[Figure collection entries]
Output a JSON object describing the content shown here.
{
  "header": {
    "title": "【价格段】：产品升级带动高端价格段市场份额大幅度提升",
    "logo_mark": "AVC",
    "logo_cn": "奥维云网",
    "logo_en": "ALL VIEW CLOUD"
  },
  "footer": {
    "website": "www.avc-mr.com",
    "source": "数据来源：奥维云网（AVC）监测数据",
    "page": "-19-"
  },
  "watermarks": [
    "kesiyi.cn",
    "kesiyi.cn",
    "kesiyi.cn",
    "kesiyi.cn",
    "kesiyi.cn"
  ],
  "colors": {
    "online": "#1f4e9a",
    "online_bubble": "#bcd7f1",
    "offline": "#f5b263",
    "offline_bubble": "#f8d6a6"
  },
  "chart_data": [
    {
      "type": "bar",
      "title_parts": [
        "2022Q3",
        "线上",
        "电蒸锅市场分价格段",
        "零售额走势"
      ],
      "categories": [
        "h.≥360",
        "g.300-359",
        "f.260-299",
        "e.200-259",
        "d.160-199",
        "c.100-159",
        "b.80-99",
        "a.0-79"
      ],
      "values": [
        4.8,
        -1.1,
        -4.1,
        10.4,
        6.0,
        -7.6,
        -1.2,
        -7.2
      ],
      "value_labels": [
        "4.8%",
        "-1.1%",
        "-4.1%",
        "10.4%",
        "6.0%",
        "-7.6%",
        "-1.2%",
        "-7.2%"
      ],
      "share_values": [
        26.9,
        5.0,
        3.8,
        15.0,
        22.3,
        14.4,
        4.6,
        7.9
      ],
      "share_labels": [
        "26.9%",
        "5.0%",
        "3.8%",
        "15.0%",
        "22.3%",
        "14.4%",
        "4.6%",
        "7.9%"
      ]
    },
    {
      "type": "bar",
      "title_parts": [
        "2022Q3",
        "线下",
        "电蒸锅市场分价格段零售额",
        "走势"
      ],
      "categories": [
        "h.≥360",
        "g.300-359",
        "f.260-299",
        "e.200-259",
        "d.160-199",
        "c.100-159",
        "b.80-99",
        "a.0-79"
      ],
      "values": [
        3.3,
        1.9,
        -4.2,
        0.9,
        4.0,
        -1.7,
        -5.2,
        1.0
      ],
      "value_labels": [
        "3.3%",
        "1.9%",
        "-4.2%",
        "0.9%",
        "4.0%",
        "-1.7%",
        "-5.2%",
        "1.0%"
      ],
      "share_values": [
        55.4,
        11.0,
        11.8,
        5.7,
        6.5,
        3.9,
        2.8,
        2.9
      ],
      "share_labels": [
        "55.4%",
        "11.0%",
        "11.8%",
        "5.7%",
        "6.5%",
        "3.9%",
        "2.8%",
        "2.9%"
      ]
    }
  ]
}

**Job**
From the records above, extract every line exactly as it stands.

**Task result**
Output a JSON object describing the content shown here.
{
  "header": {
    "title": "【价格段】：产品升级带动高端价格段市场份额大幅度提升",
    "logo_mark": "AVC",
    "logo_cn": "奥维云网",
    "logo_en": "ALL VIEW CLOUD"
  },
  "footer": {
    "website": "www.avc-mr.com",
    "source": "数据来源：奥维云网（AVC）监测数据",
    "page": "-19-"
  },
  "watermarks": [
    "kesiyi.cn",
    "kesiyi.cn",
    "kesiyi.cn",
    "kesiyi.cn",
    "kesiyi.cn"
  ],
  "colors": {
    "online": "#1f4e9a",
    "online_bubble": "#bcd7f1",
    "offline": "#f5b263",
    "offline_bubble": "#f8d6a6"
  },
  "chart_data": [
    {
      "type": "bar",
      "title_parts": [
        "2022Q3",
        "线上",
        "电蒸锅市场分价格段",
        "零售额走势"
      ],
      "categories": [
        "h.≥360",
        "g.300-359",
        "f.260-299",
        "e.200-259",
        "d.160-199",
        "c.100-159",
        "b.80-99",
        "a.0-79"
      ],
      "values": [
        4.8,
        -1.1,
        -4.1,
        10.4,
        6.0,
        -7.6,
        -1.2,
        -7.2
      ],
      "value_labels": [
        "4.8%",
        "-1.1%",
        "-4.1%",
        "10.4%",
        "6.0%",
        "-7.6%",
        "-1.2%",
        "-7.2%"
      ],
      "share_values": [
        26.9,
        5.0,
        3.8,
        15.0,
        22.3,
        14.4,
        4.6,
        7.9
      ],
      "share_labels": [
        "26.9%",
        "5.0%",
        "3.8%",
        "15.0%",
        "22.3%",
        "14.4%",
        "4.6%",
        "7.9%"
      ]
    },
    {
      "type": "bar",
      "title_parts": [
        "2022Q3",
        "线下",
        "电蒸锅市场分价格段零售额",
        "走势"
      ],
      "categories": [
        "h.≥360",
        "g.300-359",
        "f.260-299",
        "e.200-259",
        "d.160-199",
        "c.100-159",
        "b.80-99",
        "a.0-79"
      ],
      "values": [
        3.3,
        1.9,
        -4.2,
        0.9,
        4.0,
        -1.7,
        -5.2,
        1.0
      ],
      "value_labels": [
        "3.3%",
        "1.9%",
        "-4.2%",
        "0.9%",
        "4.0%",
        "-1.7%",
        "-5.2%",
        "1.0%"
      ],
      "share_values": [
        55.4,
        11.0,
        11.8,
        5.7,
        6.5,
        3.9,
        2.8,
        2.9
      ],
      "share_labels": [
        "55.4%",
        "11.0%",
        "11.8%",
        "5.7%",
        "6.5%",
        "3.9%",
        "2.8%",
        "2.9%"
      ]
    }
  ]
}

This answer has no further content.